Part of a data file
━━━

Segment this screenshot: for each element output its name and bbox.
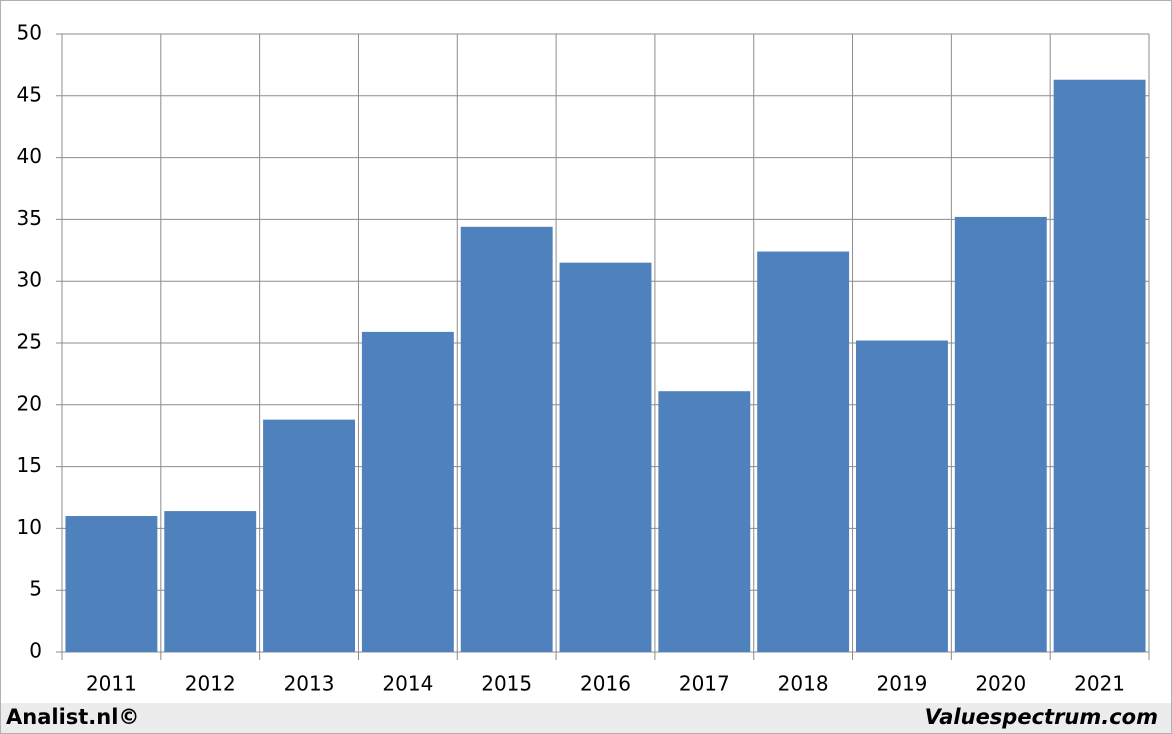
y-tick-label: 45 [17,82,42,106]
y-tick-label: 40 [17,144,42,168]
x-tick-label: 2015 [481,672,532,696]
footer-left: Analist.nl© [6,705,139,729]
x-tick-label: 2012 [185,672,236,696]
bar [954,216,1047,653]
bar [1053,79,1146,653]
x-tick-label: 2016 [580,672,631,696]
bar [263,419,355,652]
bar [856,340,948,652]
x-tick-label: 2011 [86,672,137,696]
bar [460,226,553,653]
bar [757,251,850,652]
bar [65,516,158,652]
y-tick-label: 25 [17,330,42,354]
y-tick-label: 15 [17,453,42,477]
y-tick-label: 50 [17,21,42,45]
footer [1,703,1171,733]
x-tick-label: 2020 [975,672,1026,696]
bar [559,262,652,652]
x-tick-label: 2019 [877,672,928,696]
x-tick-label: 2021 [1074,672,1125,696]
bar [658,391,751,652]
x-tick-label: 2017 [679,672,730,696]
x-tick-label: 2013 [284,672,335,696]
bar [361,331,454,652]
y-tick-label: 10 [17,515,42,539]
y-tick-label: 30 [17,268,42,292]
y-tick-label: 20 [17,391,42,415]
bar [164,511,257,652]
y-tick-label: 35 [17,206,42,230]
x-tick-label: 2018 [778,672,829,696]
x-tick-label: 2014 [382,672,433,696]
y-tick-label: 5 [29,577,42,601]
footer-right: Valuespectrum.com [925,705,1158,729]
y-tick-label: 0 [29,639,42,663]
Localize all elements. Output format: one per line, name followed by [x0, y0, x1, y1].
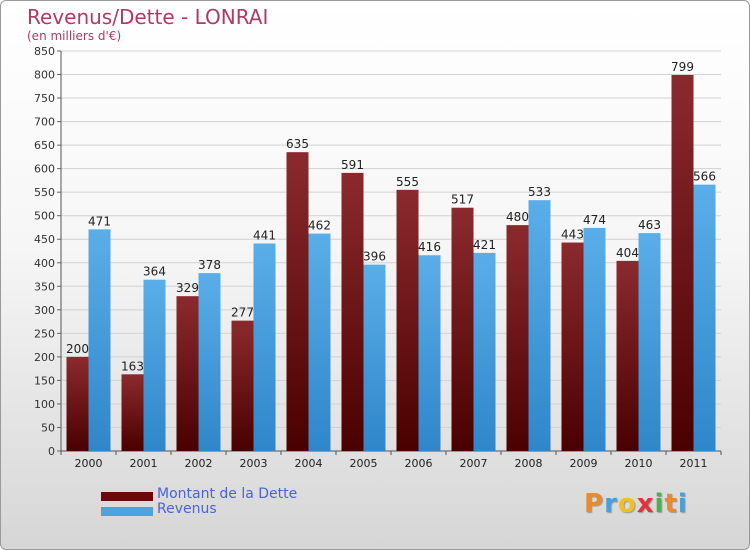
- data-label: 591: [341, 158, 364, 172]
- data-label: 404: [616, 246, 639, 260]
- y-tick-label: 300: [34, 304, 55, 317]
- data-label: 163: [121, 359, 144, 373]
- bar-dette: [451, 207, 474, 451]
- bar-revenus: [143, 279, 166, 451]
- x-tick-label: 2001: [130, 457, 158, 470]
- bar-dette: [176, 296, 199, 451]
- bar-dette: [506, 225, 529, 451]
- x-tick-label: 2003: [240, 457, 268, 470]
- bar-revenus: [583, 227, 606, 451]
- data-label: 441: [253, 228, 276, 242]
- y-tick-label: 650: [34, 139, 55, 152]
- bar-dette: [341, 172, 364, 451]
- legend-swatch-dette: [101, 492, 153, 501]
- data-label: 200: [66, 342, 89, 356]
- bar-dette: [671, 75, 694, 451]
- bar-revenus: [363, 264, 386, 451]
- y-tick-label: 800: [34, 69, 55, 82]
- bar-dette: [231, 320, 254, 451]
- x-tick-label: 2010: [625, 457, 653, 470]
- bar-revenus: [638, 233, 661, 451]
- data-label: 471: [88, 214, 111, 228]
- x-tick-label: 2002: [185, 457, 213, 470]
- logo-letter: t: [664, 489, 678, 519]
- data-label: 480: [506, 210, 529, 224]
- chart-title: Revenus/Dette - LONRAI: [27, 5, 269, 29]
- x-tick-label: 2007: [460, 457, 488, 470]
- data-label: 463: [638, 218, 661, 232]
- logo-letter: i: [654, 489, 665, 519]
- data-label: 421: [473, 238, 496, 252]
- bar-dette: [66, 356, 89, 451]
- data-label: 396: [363, 250, 386, 264]
- bar-revenus: [693, 184, 716, 451]
- bar-revenus: [418, 255, 441, 451]
- x-tick-label: 2006: [405, 457, 433, 470]
- y-tick-label: 150: [34, 374, 55, 387]
- logo-letter: x: [636, 489, 655, 519]
- bar-dette: [396, 189, 419, 451]
- y-tick-label: 750: [34, 92, 55, 105]
- y-tick-label: 100: [34, 398, 55, 411]
- data-label: 555: [396, 175, 419, 189]
- bar-dette: [121, 374, 144, 451]
- data-label: 474: [583, 213, 606, 227]
- logo-letter: i: [677, 489, 688, 519]
- legend-label-revenus: Revenus: [157, 501, 217, 517]
- x-tick-label: 2009: [570, 457, 598, 470]
- logo-letter: o: [617, 489, 637, 519]
- data-label: 566: [693, 170, 716, 184]
- legend-label-dette: Montant de la Dette: [157, 486, 298, 502]
- bar-revenus: [88, 229, 111, 451]
- data-label: 364: [143, 265, 166, 279]
- bar-revenus: [528, 200, 551, 451]
- data-label: 799: [671, 60, 694, 74]
- data-label: 329: [176, 281, 199, 295]
- bar-dette: [616, 260, 639, 451]
- bar-revenus: [308, 233, 331, 451]
- bar-dette: [561, 242, 584, 451]
- data-label: 517: [451, 193, 474, 207]
- x-tick-label: 2004: [295, 457, 323, 470]
- x-tick-label: 2000: [75, 457, 103, 470]
- x-tick-label: 2011: [680, 457, 708, 470]
- logo-letter: r: [604, 489, 618, 519]
- y-tick-label: 350: [34, 280, 55, 293]
- bar-revenus: [473, 252, 496, 451]
- y-tick-label: 50: [41, 421, 55, 434]
- y-tick-label: 200: [34, 351, 55, 364]
- data-label: 378: [198, 258, 221, 272]
- chart-subtitle: (en milliers d'€): [27, 29, 122, 43]
- y-tick-label: 550: [34, 186, 55, 199]
- bar-revenus: [198, 273, 221, 451]
- y-tick-label: 0: [48, 445, 55, 458]
- data-label: 533: [528, 185, 551, 199]
- data-label: 635: [286, 137, 309, 151]
- logo-letter: P: [584, 489, 605, 519]
- x-tick-label: 2005: [350, 457, 378, 470]
- bar-revenus: [253, 243, 276, 451]
- y-tick-label: 400: [34, 257, 55, 270]
- y-tick-label: 850: [34, 45, 55, 58]
- proxiti-logo: Proxiti: [584, 489, 688, 519]
- y-tick-label: 600: [34, 163, 55, 176]
- bar-dette: [286, 152, 309, 452]
- data-label: 443: [561, 228, 584, 242]
- legend-swatch-revenus: [101, 507, 153, 516]
- y-tick-label: 250: [34, 327, 55, 340]
- x-tick-label: 2008: [515, 457, 543, 470]
- y-tick-label: 700: [34, 116, 55, 129]
- y-tick-label: 500: [34, 210, 55, 223]
- y-tick-label: 450: [34, 233, 55, 246]
- data-label: 277: [231, 306, 254, 320]
- data-label: 416: [418, 240, 441, 254]
- data-label: 462: [308, 219, 331, 233]
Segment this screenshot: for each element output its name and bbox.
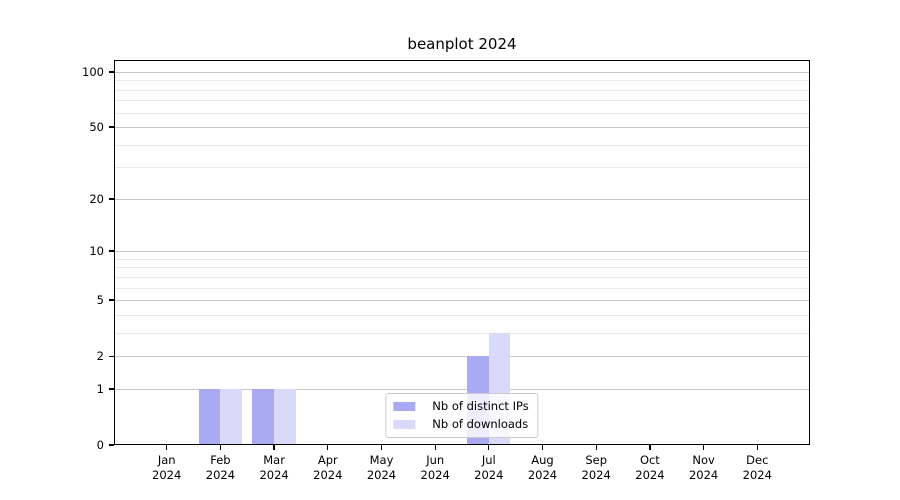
x-tick-label: Nov 2024 [676,453,732,483]
x-axis-tick [166,445,168,450]
legend-entry: Nb of downloads [393,417,528,432]
y-tick-label: 50 [89,120,104,135]
x-tick-month: Sep [585,453,608,467]
y-gridline-minor [114,112,810,114]
x-tick-month: May [369,453,394,467]
y-gridline-major [114,198,810,200]
y-gridline-major [114,356,810,358]
x-tick-month: Oct [639,453,660,467]
x-axis-tick [595,445,597,450]
y-axis-tick [108,126,114,128]
x-tick-label: Aug 2024 [515,453,571,483]
y-axis-tick [108,299,114,301]
y-gridline-minor [114,89,810,91]
x-tick-month: Mar [263,453,285,467]
y-gridline-major [114,389,810,390]
y-axis-tick [108,444,114,446]
bar [198,389,221,445]
x-tick-month: Jun [426,453,445,467]
x-tick-year: 2024 [688,468,719,482]
x-tick-year: 2024 [420,468,450,482]
y-gridline-major [114,127,810,129]
legend-entry: Nb of distinct IPs [393,399,529,414]
chart-title: beanplot 2024 [407,35,517,53]
y-tick-label: 0 [96,438,104,452]
x-tick-label: Sep 2024 [568,453,624,483]
x-axis-tick [756,445,758,450]
x-tick-label: Jan 2024 [139,453,195,483]
x-tick-month: Jan [157,453,176,467]
legend-swatch [393,402,416,411]
y-axis-tick [108,250,114,252]
y-gridline-minor [114,100,810,102]
y-gridline-minor [114,287,810,289]
x-tick-month: Feb [210,453,231,467]
bar [220,389,243,445]
x-tick-year: 2024 [742,468,772,482]
y-gridline-minor [114,332,810,334]
x-tick-label: Apr 2024 [300,453,356,483]
x-axis-tick [273,445,275,450]
legend-label: Nb of downloads [432,417,529,431]
x-tick-year: 2024 [635,468,665,482]
legend-label: Nb of distinct IPs [432,399,529,413]
x-tick-year: 2024 [313,468,343,482]
y-gridline-minor [114,258,810,260]
y-tick-label: 5 [96,293,104,308]
y-tick-label: 20 [89,191,104,206]
y-gridline-major [114,251,810,253]
x-tick-label: Mar 2024 [246,453,302,483]
x-tick-month: Nov [692,453,715,467]
x-axis-tick [434,445,436,450]
bar [274,389,296,445]
y-gridline-major [114,71,810,73]
y-gridline-minor [114,276,810,278]
x-tick-label: Jul 2024 [461,453,517,483]
x-tick-year: 2024 [581,468,611,482]
x-tick-year: 2024 [474,468,504,482]
x-tick-year: 2024 [366,468,397,482]
y-axis-tick [108,71,114,73]
bar [252,389,275,445]
x-tick-year: 2024 [205,468,236,482]
y-axis-tick [108,198,114,200]
x-tick-year: 2024 [527,468,558,482]
x-axis-tick [649,445,651,450]
x-tick-label: Dec 2024 [729,453,785,483]
x-axis-tick [541,445,544,450]
y-gridline-minor [114,144,810,146]
x-tick-month: Jul [481,453,496,467]
legend-swatch [393,420,416,429]
y-tick-label: 10 [89,244,104,259]
x-tick-year: 2024 [259,468,289,482]
x-axis-tick [380,445,383,450]
x-axis-tick [327,445,329,450]
x-axis-tick [219,445,222,450]
y-axis-tick [108,355,114,357]
x-tick-label: Jun 2024 [407,453,463,483]
legend: Nb of distinct IPs Nb of downloads [385,393,539,438]
y-gridline-minor [114,267,810,269]
x-tick-label: Oct 2024 [622,453,678,483]
y-gridline-minor [114,314,810,316]
plot-area: Nb of distinct IPs Nb of downloads [114,60,810,445]
y-gridline-minor [114,80,810,82]
y-axis-tick [108,388,114,390]
x-tick-year: 2024 [152,468,182,482]
y-gridline-major [114,300,810,302]
x-tick-month: Dec [746,453,769,467]
x-tick-label: Feb 2024 [192,453,248,483]
y-gridline-minor [114,167,810,169]
x-axis-tick [488,445,490,450]
y-tick-label: 2 [96,349,104,364]
x-tick-month: Aug [531,453,554,467]
x-axis-tick [702,445,705,450]
x-tick-label: May 2024 [354,453,410,483]
y-tick-label: 100 [82,64,104,79]
x-tick-month: Apr [317,453,338,467]
y-tick-label: 1 [96,382,104,396]
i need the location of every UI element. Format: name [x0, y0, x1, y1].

━━━

**What needs to be done:** Update everything from the line containing "y-tick-label: 45 [17,82,42,106]" down to the line containing "x-tick-label: 2014 [382,672,433,696]", replacing each "bar" with "column" and leaving all else unchanged.

**Solution below:**
y-tick-label: 45 [17,82,42,106]
y-tick-label: 40 [17,144,42,168]
x-tick-label: 2015 [481,672,532,696]
footer-left: Analist.nl© [6,705,139,729]
x-tick-label: 2012 [185,672,236,696]
column [954,216,1047,653]
column [1053,79,1146,653]
x-tick-label: 2016 [580,672,631,696]
column [263,419,355,652]
column [856,340,948,652]
x-tick-label: 2011 [86,672,137,696]
column [460,226,553,653]
column [757,251,850,652]
column [65,516,158,652]
y-tick-label: 25 [17,330,42,354]
y-tick-label: 15 [17,453,42,477]
y-tick-label: 50 [17,21,42,45]
footer [1,703,1171,733]
x-tick-label: 2020 [975,672,1026,696]
column [559,262,652,652]
x-tick-label: 2019 [877,672,928,696]
x-tick-label: 2021 [1074,672,1125,696]
column [658,391,751,652]
x-tick-label: 2017 [679,672,730,696]
x-tick-label: 2013 [284,672,335,696]
column [361,331,454,652]
y-tick-label: 10 [17,515,42,539]
y-tick-label: 30 [17,268,42,292]
y-tick-label: 20 [17,391,42,415]
column [164,511,257,652]
y-tick-label: 35 [17,206,42,230]
x-tick-label: 2018 [778,672,829,696]
x-tick-label: 2014 [382,672,433,696]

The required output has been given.